Task goal
Reproduce the lines below word for word, beginning with the first one and continuing through the line that contains "13, 1329, 872]".

[Stored data entries]
╔══

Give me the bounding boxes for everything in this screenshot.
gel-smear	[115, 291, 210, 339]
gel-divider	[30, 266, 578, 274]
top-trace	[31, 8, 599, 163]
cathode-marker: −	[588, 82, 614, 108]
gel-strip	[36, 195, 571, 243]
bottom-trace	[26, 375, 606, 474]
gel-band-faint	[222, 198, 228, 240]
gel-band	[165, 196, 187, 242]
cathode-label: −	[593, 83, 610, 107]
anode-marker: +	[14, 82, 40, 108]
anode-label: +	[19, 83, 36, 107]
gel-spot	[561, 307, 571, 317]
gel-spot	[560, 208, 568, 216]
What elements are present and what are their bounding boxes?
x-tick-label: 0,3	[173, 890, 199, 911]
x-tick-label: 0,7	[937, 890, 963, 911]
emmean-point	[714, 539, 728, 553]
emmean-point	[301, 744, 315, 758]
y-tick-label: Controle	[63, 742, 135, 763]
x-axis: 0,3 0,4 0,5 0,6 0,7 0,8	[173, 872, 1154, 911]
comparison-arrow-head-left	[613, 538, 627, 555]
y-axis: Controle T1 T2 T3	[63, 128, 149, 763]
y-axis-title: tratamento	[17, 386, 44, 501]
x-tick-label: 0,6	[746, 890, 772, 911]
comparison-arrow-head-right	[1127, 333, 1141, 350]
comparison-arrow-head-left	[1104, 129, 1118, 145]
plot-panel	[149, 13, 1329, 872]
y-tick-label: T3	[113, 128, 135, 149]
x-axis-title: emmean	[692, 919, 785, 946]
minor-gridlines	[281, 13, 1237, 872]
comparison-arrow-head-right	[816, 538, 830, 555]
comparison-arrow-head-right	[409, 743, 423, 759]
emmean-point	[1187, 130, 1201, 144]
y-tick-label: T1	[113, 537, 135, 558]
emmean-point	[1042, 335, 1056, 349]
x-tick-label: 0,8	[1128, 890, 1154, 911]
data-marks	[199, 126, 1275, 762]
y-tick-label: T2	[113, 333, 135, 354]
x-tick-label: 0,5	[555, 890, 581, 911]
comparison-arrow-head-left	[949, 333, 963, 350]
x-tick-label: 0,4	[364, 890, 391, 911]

╚══

Right answer
Give me the bounding boxes for everything in this screenshot.
gel-smear	[115, 291, 210, 339]
gel-divider	[30, 266, 578, 274]
top-trace	[31, 8, 599, 163]
cathode-marker: −	[588, 82, 614, 108]
gel-strip	[36, 195, 571, 243]
bottom-trace	[26, 375, 606, 474]
gel-band-faint	[222, 198, 228, 240]
gel-band	[165, 196, 187, 242]
cathode-label: −	[593, 83, 610, 107]
anode-marker: +	[14, 82, 40, 108]
anode-label: +	[19, 83, 36, 107]
gel-spot	[561, 307, 571, 317]
gel-spot	[560, 208, 568, 216]
What elements are present and what are their bounding boxes?
x-tick-label: 0,3	[173, 890, 199, 911]
x-tick-label: 0,7	[937, 890, 963, 911]
emmean-point	[714, 539, 728, 553]
emmean-point	[301, 744, 315, 758]
y-tick-label: Controle	[63, 742, 135, 763]
x-axis: 0,3 0,4 0,5 0,6 0,7 0,8	[173, 872, 1154, 911]
comparison-arrow-head-left	[613, 538, 627, 555]
y-axis: Controle T1 T2 T3	[63, 128, 149, 763]
y-axis-title: tratamento	[17, 386, 44, 501]
x-tick-label: 0,6	[746, 890, 772, 911]
comparison-arrow-head-right	[1127, 333, 1141, 350]
comparison-arrow-head-left	[1104, 129, 1118, 145]
plot-panel	[149, 13, 1329, 872]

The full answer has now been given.